* RECORDS SUPPLIED:
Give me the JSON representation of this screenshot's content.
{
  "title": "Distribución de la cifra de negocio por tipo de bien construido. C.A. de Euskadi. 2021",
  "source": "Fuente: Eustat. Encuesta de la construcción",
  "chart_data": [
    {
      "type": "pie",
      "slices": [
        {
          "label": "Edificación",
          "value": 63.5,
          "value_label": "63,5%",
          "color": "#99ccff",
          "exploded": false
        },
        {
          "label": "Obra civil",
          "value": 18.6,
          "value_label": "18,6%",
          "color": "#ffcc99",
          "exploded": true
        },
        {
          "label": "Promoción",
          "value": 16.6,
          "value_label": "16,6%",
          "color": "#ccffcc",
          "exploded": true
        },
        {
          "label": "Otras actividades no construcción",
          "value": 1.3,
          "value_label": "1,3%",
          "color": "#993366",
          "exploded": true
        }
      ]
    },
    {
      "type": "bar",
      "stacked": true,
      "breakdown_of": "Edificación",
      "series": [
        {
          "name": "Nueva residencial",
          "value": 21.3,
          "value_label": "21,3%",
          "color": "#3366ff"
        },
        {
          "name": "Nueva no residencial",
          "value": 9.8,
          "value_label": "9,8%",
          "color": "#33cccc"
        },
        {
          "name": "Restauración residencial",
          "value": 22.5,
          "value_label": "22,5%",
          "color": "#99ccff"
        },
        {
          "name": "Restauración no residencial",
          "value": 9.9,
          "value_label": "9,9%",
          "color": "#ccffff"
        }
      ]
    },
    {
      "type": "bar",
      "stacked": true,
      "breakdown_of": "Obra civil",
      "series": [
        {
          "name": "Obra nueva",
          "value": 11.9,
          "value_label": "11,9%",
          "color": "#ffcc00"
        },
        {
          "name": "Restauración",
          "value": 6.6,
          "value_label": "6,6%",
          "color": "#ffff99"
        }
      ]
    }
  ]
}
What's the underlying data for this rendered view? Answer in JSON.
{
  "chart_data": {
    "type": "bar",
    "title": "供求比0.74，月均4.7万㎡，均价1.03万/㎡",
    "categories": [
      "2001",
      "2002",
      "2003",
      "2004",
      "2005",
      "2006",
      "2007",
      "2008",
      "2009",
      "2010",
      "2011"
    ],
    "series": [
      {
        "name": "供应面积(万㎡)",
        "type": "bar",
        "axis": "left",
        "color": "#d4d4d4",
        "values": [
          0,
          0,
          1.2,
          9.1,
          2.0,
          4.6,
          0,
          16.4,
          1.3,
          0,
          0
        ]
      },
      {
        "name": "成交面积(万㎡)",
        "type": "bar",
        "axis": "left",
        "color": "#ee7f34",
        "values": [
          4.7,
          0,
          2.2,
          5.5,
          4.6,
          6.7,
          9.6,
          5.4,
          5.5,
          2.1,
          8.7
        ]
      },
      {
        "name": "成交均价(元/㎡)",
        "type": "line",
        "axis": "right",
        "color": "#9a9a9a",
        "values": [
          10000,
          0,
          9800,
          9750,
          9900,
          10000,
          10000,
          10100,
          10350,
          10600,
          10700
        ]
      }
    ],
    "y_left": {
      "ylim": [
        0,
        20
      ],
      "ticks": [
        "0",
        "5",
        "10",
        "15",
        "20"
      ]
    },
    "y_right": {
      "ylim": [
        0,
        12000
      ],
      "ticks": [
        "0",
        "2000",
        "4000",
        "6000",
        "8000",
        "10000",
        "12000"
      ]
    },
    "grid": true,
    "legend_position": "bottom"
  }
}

* TO DO: Can you give every line above again, exactly as written?

* EXPECTED ANSWER:
Give me the JSON representation of this screenshot's content.
{
  "title": "Distribución de la cifra de negocio por tipo de bien construido. C.A. de Euskadi. 2021",
  "source": "Fuente: Eustat. Encuesta de la construcción",
  "chart_data": [
    {
      "type": "pie",
      "slices": [
        {
          "label": "Edificación",
          "value": 63.5,
          "value_label": "63,5%",
          "color": "#99ccff",
          "exploded": false
        },
        {
          "label": "Obra civil",
          "value": 18.6,
          "value_label": "18,6%",
          "color": "#ffcc99",
          "exploded": true
        },
        {
          "label": "Promoción",
          "value": 16.6,
          "value_label": "16,6%",
          "color": "#ccffcc",
          "exploded": true
        },
        {
          "label": "Otras actividades no construcción",
          "value": 1.3,
          "value_label": "1,3%",
          "color": "#993366",
          "exploded": true
        }
      ]
    },
    {
      "type": "bar",
      "stacked": true,
      "breakdown_of": "Edificación",
      "series": [
        {
          "name": "Nueva residencial",
          "value": 21.3,
          "value_label": "21,3%",
          "color": "#3366ff"
        },
        {
          "name": "Nueva no residencial",
          "value": 9.8,
          "value_label": "9,8%",
          "color": "#33cccc"
        },
        {
          "name": "Restauración residencial",
          "value": 22.5,
          "value_label": "22,5%",
          "color": "#99ccff"
        },
        {
          "name": "Restauración no residencial",
          "value": 9.9,
          "value_label": "9,9%",
          "color": "#ccffff"
        }
      ]
    },
    {
      "type": "bar",
      "stacked": true,
      "breakdown_of": "Obra civil",
      "series": [
        {
          "name": "Obra nueva",
          "value": 11.9,
          "value_label": "11,9%",
          "color": "#ffcc00"
        },
        {
          "name": "Restauración",
          "value": 6.6,
          "value_label": "6,6%",
          "color": "#ffff99"
        }
      ]
    }
  ]
}
What's the underlying data for this rendered view? Answer in JSON.
{
  "chart_data": {
    "type": "bar",
    "title": "供求比0.74，月均4.7万㎡，均价1.03万/㎡",
    "categories": [
      "2001",
      "2002",
      "2003",
      "2004",
      "2005",
      "2006",
      "2007",
      "2008",
      "2009",
      "2010",
      "2011"
    ],
    "series": [
      {
        "name": "供应面积(万㎡)",
        "type": "bar",
        "axis": "left",
        "color": "#d4d4d4",
        "values": [
          0,
          0,
          1.2,
          9.1,
          2.0,
          4.6,
          0,
          16.4,
          1.3,
          0,
          0
        ]
      },
      {
        "name": "成交面积(万㎡)",
        "type": "bar",
        "axis": "left",
        "color": "#ee7f34",
        "values": [
          4.7,
          0,
          2.2,
          5.5,
          4.6,
          6.7,
          9.6,
          5.4,
          5.5,
          2.1,
          8.7
        ]
      },
      {
        "name": "成交均价(元/㎡)",
        "type": "line",
        "axis": "right",
        "color": "#9a9a9a",
        "values": [
          10000,
          0,
          9800,
          9750,
          9900,
          10000,
          10000,
          10100,
          10350,
          10600,
          10700
        ]
      }
    ],
    "y_left": {
      "ylim": [
        0,
        20
      ],
      "ticks": [
        "0",
        "5",
        "10",
        "15",
        "20"
      ]
    },
    "y_right": {
      "ylim": [
        0,
        12000
      ],
      "ticks": [
        "0",
        "2000",
        "4000",
        "6000",
        "8000",
        "10000",
        "12000"
      ]
    },
    "grid": true,
    "legend_position": "bottom"
  }
}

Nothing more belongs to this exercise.